▶ Uit te voeren: Zet alsjeblieft alle regels van de lijst hieronder in een Markdown-tabel met de kolommen "Nr." en "Regeltekst", met per rij een volgnummer en de regel. Laat lege regels weg.

▶ Gegevens voor opdracht:
====================

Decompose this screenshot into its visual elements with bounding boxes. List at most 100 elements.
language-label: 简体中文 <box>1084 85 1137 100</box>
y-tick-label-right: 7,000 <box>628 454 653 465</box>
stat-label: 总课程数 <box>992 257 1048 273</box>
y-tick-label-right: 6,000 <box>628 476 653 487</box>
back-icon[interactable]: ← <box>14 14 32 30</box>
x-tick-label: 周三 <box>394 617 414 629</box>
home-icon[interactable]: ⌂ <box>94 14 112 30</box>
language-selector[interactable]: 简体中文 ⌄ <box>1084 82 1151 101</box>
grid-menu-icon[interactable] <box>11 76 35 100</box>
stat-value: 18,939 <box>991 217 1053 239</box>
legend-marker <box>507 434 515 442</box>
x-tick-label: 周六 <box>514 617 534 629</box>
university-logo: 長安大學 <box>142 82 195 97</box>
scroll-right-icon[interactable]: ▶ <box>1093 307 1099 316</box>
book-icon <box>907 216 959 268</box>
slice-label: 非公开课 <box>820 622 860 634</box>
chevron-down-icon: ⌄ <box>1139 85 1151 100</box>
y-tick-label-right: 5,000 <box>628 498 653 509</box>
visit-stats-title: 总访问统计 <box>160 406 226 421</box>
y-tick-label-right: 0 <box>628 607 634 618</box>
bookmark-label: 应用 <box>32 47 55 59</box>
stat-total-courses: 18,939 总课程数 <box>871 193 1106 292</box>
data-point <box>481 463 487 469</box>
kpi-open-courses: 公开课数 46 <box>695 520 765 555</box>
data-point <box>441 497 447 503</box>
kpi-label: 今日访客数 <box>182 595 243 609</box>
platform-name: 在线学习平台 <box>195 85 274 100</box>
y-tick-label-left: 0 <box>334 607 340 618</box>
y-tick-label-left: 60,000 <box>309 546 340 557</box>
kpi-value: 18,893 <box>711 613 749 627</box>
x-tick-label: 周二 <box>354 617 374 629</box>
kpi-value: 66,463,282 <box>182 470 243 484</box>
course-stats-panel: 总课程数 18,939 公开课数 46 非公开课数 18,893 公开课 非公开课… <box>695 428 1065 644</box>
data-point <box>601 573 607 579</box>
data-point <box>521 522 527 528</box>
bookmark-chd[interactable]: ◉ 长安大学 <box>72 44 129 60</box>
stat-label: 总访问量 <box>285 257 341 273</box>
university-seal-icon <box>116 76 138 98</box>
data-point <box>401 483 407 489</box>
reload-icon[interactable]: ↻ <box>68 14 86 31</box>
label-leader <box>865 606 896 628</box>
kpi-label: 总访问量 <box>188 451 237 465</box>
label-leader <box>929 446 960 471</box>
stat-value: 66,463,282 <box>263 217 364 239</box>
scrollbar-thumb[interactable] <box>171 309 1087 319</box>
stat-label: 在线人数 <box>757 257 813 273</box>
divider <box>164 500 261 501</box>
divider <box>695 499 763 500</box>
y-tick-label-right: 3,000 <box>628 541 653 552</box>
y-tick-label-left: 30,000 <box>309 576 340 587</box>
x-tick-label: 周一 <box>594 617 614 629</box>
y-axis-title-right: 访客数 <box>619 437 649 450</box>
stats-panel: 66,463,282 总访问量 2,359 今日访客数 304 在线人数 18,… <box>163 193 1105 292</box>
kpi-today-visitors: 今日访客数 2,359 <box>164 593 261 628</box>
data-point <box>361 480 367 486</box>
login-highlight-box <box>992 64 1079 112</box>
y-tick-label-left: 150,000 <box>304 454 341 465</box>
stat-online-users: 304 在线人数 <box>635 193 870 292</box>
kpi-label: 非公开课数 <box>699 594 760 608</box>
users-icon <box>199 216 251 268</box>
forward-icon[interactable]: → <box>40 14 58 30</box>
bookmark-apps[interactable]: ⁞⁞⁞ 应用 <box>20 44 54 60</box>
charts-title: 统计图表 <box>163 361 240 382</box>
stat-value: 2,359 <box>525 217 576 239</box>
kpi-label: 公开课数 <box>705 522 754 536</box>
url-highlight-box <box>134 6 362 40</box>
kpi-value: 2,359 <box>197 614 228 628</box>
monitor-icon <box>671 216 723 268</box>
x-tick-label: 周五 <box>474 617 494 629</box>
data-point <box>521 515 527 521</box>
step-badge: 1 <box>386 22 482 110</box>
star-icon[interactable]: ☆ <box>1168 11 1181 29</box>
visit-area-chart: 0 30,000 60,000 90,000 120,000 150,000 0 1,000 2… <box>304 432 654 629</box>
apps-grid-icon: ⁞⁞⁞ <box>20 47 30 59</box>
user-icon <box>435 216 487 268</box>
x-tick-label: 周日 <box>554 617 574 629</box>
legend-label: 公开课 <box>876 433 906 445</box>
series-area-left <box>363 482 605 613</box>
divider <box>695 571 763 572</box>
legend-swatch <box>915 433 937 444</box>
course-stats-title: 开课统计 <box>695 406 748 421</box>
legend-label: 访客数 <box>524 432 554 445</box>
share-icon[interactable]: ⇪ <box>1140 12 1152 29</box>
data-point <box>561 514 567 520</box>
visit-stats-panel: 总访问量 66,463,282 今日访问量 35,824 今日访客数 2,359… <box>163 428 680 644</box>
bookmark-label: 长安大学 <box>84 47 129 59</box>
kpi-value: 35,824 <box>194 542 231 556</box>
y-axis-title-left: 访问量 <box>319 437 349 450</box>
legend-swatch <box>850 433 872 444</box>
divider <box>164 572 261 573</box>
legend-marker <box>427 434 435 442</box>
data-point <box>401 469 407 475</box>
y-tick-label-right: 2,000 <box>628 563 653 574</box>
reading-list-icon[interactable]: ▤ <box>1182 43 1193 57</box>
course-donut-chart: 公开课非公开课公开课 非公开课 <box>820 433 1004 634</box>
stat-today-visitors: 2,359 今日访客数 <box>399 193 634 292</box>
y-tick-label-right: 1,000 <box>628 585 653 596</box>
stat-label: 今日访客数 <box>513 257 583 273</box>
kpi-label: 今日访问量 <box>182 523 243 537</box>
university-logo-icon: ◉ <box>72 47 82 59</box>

====================

▶ Resultaat van oefening:
| Nr. | Regeltekst |
|---|---|
| 1 | Decompose this screenshot into its visual elements with bounding boxes. List at most 100 elements. |
| 2 | language-label: 简体中文 <box>1084 85 1137 100</box> |
| 3 | y-tick-label-right: 7,000 <box>628 454 653 465</box> |
| 4 | stat-label: 总课程数 <box>992 257 1048 273</box> |
| 5 | y-tick-label-right: 6,000 <box>628 476 653 487</box> |
| 6 | back-icon[interactable]: ← <box>14 14 32 30</box> |
| 7 | x-tick-label: 周三 <box>394 617 414 629</box> |
| 8 | home-icon[interactable]: ⌂ <box>94 14 112 30</box> |
| 9 | language-selector[interactable]: 简体中文 ⌄ <box>1084 82 1151 101</box> |
| 10 | grid-menu-icon[interactable] <box>11 76 35 100</box> |
| 11 | stat-value: 18,939 <box>991 217 1053 239</box> |
| 12 | legend-marker <box>507 434 515 442</box> |
| 13 | x-tick-label: 周六 <box>514 617 534 629</box> |
| 14 | university-logo: 長安大學 <box>142 82 195 97</box> |
| 15 | scroll-right-icon[interactable]: ▶ <box>1093 307 1099 316</box> |
| 16 | book-icon <box>907 216 959 268</box> |
| 17 | slice-label: 非公开课 <box>820 622 860 634</box> |
| 18 | chevron-down-icon: ⌄ <box>1139 85 1151 100</box> |
| 19 | y-tick-label-right: 5,000 <box>628 498 653 509</box> |
| 20 | visit-stats-title: 总访问统计 <box>160 406 226 421</box> |
| 21 | y-tick-label-right: 0 <box>628 607 634 618</box> |
| 22 | bookmark-label: 应用 <box>32 47 55 59</box> |
| 23 | stat-total-courses: 18,939 总课程数 <box>871 193 1106 292</box> |
| 24 | data-point <box>481 463 487 469</box> |
| 25 | kpi-open-courses: 公开课数 46 <box>695 520 765 555</box> |
| 26 | data-point <box>441 497 447 503</box> |
| 27 | kpi-label: 今日访客数 <box>182 595 243 609</box> |
| 28 | platform-name: 在线学习平台 <box>195 85 274 100</box> |
| 29 | y-tick-label-left: 0 <box>334 607 340 618</box> |
| 30 | y-tick-label-left: 60,000 <box>309 546 340 557</box> |
| 31 | kpi-value: 18,893 <box>711 613 749 627</box> |
| 32 | x-tick-label: 周二 <box>354 617 374 629</box> |
| 33 | kpi-value: 66,463,282 <box>182 470 243 484</box> |
| 34 | course-stats-panel: 总课程数 18,939 公开课数 46 非公开课数 18,893 公开课 非公开课… <box>695 428 1065 644</box> |
| 35 | data-point <box>601 573 607 579</box> |
| 36 | data-point <box>521 522 527 528</box> |
| 37 | bookmark-chd[interactable]: ◉ 长安大学 <box>72 44 129 60</box> |
| 38 | stat-label: 总访问量 <box>285 257 341 273</box> |
| 39 | university-seal-icon <box>116 76 138 98</box> |
| 40 | data-point <box>401 483 407 489</box> |
| 41 | reload-icon[interactable]: ↻ <box>68 14 86 31</box> |
| 42 | label-leader <box>865 606 896 628</box> |
| 43 | kpi-label: 总访问量 <box>188 451 237 465</box> |
| 44 | label-leader <box>929 446 960 471</box> |
| 45 | stat-value: 66,463,282 <box>263 217 364 239</box> |
| 46 | scrollbar-thumb[interactable] <box>171 309 1087 319</box> |
| 47 | stat-label: 在线人数 <box>757 257 813 273</box> |
| 48 | divider <box>164 500 261 501</box> |
| 49 | divider <box>695 499 763 500</box> |
| 50 | y-tick-label-right: 3,000 <box>628 541 653 552</box> |
| 51 | y-tick-label-left: 30,000 <box>309 576 340 587</box> |
| 52 | x-tick-label: 周一 <box>594 617 614 629</box> |
| 53 | y-axis-title-right: 访客数 <box>619 437 649 450</box> |
| 54 | stats-panel: 66,463,282 总访问量 2,359 今日访客数 304 在线人数 18,… <box>163 193 1105 292</box> |
| 55 | kpi-today-visitors: 今日访客数 2,359 <box>164 593 261 628</box> |
| 56 | data-point <box>361 480 367 486</box> |
| 57 | login-highlight-box <box>992 64 1079 112</box> |
| 58 | y-tick-label-left: 150,000 <box>304 454 341 465</box> |
| 59 | stat-online-users: 304 在线人数 <box>635 193 870 292</box> |
| 60 | kpi-label: 非公开课数 <box>699 594 760 608</box> |
| 61 | users-icon <box>199 216 251 268</box> |
| 62 | forward-icon[interactable]: → <box>40 14 58 30</box> |
| 63 | bookmark-apps[interactable]: ⁞⁞⁞ 应用 <box>20 44 54 60</box> |
| 64 | charts-title: 统计图表 <box>163 361 240 382</box> |
| 65 | stat-value: 2,359 <box>525 217 576 239</box> |
| 66 | kpi-label: 公开课数 <box>705 522 754 536</box> |
| 67 | url-highlight-box <box>134 6 362 40</box> |
| 68 | kpi-value: 2,359 <box>197 614 228 628</box> |
| 69 | monitor-icon <box>671 216 723 268</box> |
| 70 | x-tick-label: 周五 <box>474 617 494 629</box> |
| 71 | data-point <box>521 515 527 521</box> |
| 72 | step-badge: 1 <box>386 22 482 110</box> |
| 73 | star-icon[interactable]: ☆ <box>1168 11 1181 29</box> |
| 74 | visit-area-chart: 0 30,000 60,000 90,000 120,000 150,000 0 1,000 2… <box>304 432 654 629</box> |
| 75 | apps-grid-icon: ⁞⁞⁞ <box>20 47 30 59</box> |
| 76 | user-icon <box>435 216 487 268</box> |
| 77 | x-tick-label: 周日 <box>554 617 574 629</box> |
| 78 | legend-label: 公开课 <box>876 433 906 445</box> |
| 79 | series-area-left <box>363 482 605 613</box> |
| 80 | divider <box>695 571 763 572</box> |
| 81 | legend-swatch <box>915 433 937 444</box> |
| 82 | course-stats-title: 开课统计 <box>695 406 748 421</box> |
| 83 | legend-label: 访客数 <box>524 432 554 445</box> |
| 84 | share-icon[interactable]: ⇪ <box>1140 12 1152 29</box> |
| 85 | data-point <box>561 514 567 520</box> |
| 86 | visit-stats-panel: 总访问量 66,463,282 今日访问量 35,824 今日访客数 2,359… <box>163 428 680 644</box> |
| 87 | bookmark-label: 长安大学 <box>84 47 129 59</box> |
| 88 | kpi-value: 35,824 <box>194 542 231 556</box> |
| 89 | y-axis-title-left: 访问量 <box>319 437 349 450</box> |
| 90 | legend-swatch <box>850 433 872 444</box> |
| 91 | divider <box>164 572 261 573</box> |
| 92 | legend-marker <box>427 434 435 442</box> |
| 93 | data-point <box>401 469 407 475</box> |
| 94 | y-tick-label-right: 2,000 <box>628 563 653 574</box> |
| 95 | reading-list-icon[interactable]: ▤ <box>1182 43 1193 57</box> |
| 96 | course-donut-chart: 公开课非公开课公开课 非公开课 <box>820 433 1004 634</box> |
| 97 | stat-today-visitors: 2,359 今日访客数 <box>399 193 634 292</box> |
| 98 | y-tick-label-right: 1,000 <box>628 585 653 596</box> |
| 99 | stat-label: 今日访客数 <box>513 257 583 273</box> |
| 100 | kpi-label: 今日访问量 <box>182 523 243 537</box> |
| 101 | university-logo-icon: ◉ <box>72 47 82 59</box> |